What this exercise asks:
[a] List every word or phrase that the passage on fat digestion places in parentheses.
[b] Write out the passage on fat digestion from "Lipase and other" up to and including "blood vessels (capillaries).", word for word.

Passage provided:
== Segment start ==
HOW FAT IS DIGESTED AND ABSORBED INTO THE BLOODSTREAM

Lipase and other digestive juices break down the fat molecules into fatty acids and types of glycerol. Absorption of fat into the body, which takes 10-15 minutes, occurs in the villi - the millions of finger-like projections which cover the walls of the small intestine. Inside each villus is a series of lymph vessels (lacteals) and blood vessels (capillaries).

The lacteals absorb the fatty acids and glycerol into the lymphatic system which eventually drains into the bloodstream. The fatty acids are transported via the bloodstream to the membranes of adipose cells or muscle cells, where they are either stored or oxidized for energy.

Since glucose rather than fat is the body's preferred source of energy, and since only about 5 percent of absorbed fat (the glycerols) can be converted into glucose, a significant proportion of digested fat is typically stored as body fat in the adipose cells.
== Segment end ==
(Structured page parsing data)
== Segment start ==
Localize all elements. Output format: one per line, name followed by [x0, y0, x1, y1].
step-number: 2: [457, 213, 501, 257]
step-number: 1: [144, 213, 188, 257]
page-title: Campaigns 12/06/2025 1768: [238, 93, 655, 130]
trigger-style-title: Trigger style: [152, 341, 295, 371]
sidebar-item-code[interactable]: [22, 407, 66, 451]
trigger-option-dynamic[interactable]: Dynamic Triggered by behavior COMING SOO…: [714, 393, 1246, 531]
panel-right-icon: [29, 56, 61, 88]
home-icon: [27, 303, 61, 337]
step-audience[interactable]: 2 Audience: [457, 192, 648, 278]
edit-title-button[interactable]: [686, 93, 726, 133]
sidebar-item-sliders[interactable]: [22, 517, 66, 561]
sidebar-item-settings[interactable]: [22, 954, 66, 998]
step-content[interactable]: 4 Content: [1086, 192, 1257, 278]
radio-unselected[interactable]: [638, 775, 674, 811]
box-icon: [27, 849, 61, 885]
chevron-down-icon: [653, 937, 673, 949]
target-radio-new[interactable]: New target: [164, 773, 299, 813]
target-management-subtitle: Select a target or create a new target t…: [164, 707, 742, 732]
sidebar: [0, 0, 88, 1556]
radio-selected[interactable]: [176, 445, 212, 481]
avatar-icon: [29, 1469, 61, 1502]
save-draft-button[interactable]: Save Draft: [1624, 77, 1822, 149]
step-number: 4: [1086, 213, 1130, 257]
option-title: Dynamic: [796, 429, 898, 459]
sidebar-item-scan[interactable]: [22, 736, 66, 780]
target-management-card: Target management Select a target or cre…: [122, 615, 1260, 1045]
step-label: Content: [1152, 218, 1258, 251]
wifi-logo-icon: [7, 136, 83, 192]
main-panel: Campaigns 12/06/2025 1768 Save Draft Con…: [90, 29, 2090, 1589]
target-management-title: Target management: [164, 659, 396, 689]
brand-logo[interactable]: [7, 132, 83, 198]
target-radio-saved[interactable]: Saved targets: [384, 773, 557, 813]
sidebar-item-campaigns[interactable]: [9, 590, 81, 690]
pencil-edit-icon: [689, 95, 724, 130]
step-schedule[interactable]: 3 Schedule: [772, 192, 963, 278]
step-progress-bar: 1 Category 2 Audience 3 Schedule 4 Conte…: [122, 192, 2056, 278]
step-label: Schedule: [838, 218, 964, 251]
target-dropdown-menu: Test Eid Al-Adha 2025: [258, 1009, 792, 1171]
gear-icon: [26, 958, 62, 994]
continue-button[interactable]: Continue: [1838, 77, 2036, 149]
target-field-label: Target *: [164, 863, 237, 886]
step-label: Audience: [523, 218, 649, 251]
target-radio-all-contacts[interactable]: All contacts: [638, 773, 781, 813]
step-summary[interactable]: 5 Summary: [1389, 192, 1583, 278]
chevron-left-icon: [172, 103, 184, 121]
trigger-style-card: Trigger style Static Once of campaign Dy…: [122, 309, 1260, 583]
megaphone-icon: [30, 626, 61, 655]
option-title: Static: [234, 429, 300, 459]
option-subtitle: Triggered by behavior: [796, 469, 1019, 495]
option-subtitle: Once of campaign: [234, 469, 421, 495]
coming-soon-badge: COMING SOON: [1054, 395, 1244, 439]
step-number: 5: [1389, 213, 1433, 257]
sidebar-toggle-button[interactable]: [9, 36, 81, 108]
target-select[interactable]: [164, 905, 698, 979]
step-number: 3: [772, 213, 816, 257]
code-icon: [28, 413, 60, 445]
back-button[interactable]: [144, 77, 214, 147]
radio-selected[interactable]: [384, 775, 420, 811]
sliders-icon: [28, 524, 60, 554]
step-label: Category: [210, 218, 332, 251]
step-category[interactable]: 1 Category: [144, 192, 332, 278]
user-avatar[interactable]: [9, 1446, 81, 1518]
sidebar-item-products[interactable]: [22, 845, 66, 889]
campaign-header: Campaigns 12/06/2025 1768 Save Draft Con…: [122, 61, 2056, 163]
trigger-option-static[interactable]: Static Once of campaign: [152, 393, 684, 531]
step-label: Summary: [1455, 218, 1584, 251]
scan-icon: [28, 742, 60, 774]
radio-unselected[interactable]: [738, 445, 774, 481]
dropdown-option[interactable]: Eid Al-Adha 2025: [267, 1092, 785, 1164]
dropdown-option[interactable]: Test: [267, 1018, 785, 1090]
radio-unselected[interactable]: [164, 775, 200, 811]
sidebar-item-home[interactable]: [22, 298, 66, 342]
== Segment end ==
Solution list:
[a]
lacteals
capillaries
the glycerols

[b]
Lipase and other digestive juices break down the fat molecules into fatty acids and types of glycerol. Absorption of fat into the body, which takes 10-15 minutes, occurs in the villi - the millions of finger-like projections which cover the walls of the small intestine. Inside each villus is a series of lymph vessels (lacteals) and blood vessels (capillaries).